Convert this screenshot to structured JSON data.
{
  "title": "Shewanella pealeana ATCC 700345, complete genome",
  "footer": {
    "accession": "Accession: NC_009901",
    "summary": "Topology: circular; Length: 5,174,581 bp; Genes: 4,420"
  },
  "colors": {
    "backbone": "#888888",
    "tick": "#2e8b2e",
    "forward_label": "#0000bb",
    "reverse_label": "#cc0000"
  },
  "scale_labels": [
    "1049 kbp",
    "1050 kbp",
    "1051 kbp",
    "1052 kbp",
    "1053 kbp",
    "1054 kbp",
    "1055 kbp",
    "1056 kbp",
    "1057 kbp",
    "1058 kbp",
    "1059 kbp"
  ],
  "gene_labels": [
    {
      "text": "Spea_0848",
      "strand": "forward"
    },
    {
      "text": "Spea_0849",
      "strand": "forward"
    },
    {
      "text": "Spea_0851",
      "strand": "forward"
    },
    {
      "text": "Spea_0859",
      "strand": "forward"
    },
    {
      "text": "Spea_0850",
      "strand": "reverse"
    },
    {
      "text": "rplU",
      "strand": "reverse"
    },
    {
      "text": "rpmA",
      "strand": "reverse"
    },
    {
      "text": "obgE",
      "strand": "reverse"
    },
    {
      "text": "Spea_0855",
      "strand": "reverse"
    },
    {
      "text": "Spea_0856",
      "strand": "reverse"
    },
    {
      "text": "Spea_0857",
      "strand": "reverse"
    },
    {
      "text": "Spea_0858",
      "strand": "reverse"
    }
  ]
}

----------------------------------------

## Problem to solve
Would you retype all of the lines shown above, exactly as given?

## Output below
Convert this screenshot to structured JSON data.
{
  "title": "Shewanella pealeana ATCC 700345, complete genome",
  "footer": {
    "accession": "Accession: NC_009901",
    "summary": "Topology: circular; Length: 5,174,581 bp; Genes: 4,420"
  },
  "colors": {
    "backbone": "#888888",
    "tick": "#2e8b2e",
    "forward_label": "#0000bb",
    "reverse_label": "#cc0000"
  },
  "scale_labels": [
    "1049 kbp",
    "1050 kbp",
    "1051 kbp",
    "1052 kbp",
    "1053 kbp",
    "1054 kbp",
    "1055 kbp",
    "1056 kbp",
    "1057 kbp",
    "1058 kbp",
    "1059 kbp"
  ],
  "gene_labels": [
    {
      "text": "Spea_0848",
      "strand": "forward"
    },
    {
      "text": "Spea_0849",
      "strand": "forward"
    },
    {
      "text": "Spea_0851",
      "strand": "forward"
    },
    {
      "text": "Spea_0859",
      "strand": "forward"
    },
    {
      "text": "Spea_0850",
      "strand": "reverse"
    },
    {
      "text": "rplU",
      "strand": "reverse"
    },
    {
      "text": "rpmA",
      "strand": "reverse"
    },
    {
      "text": "obgE",
      "strand": "reverse"
    },
    {
      "text": "Spea_0855",
      "strand": "reverse"
    },
    {
      "text": "Spea_0856",
      "strand": "reverse"
    },
    {
      "text": "Spea_0857",
      "strand": "reverse"
    },
    {
      "text": "Spea_0858",
      "strand": "reverse"
    }
  ]
}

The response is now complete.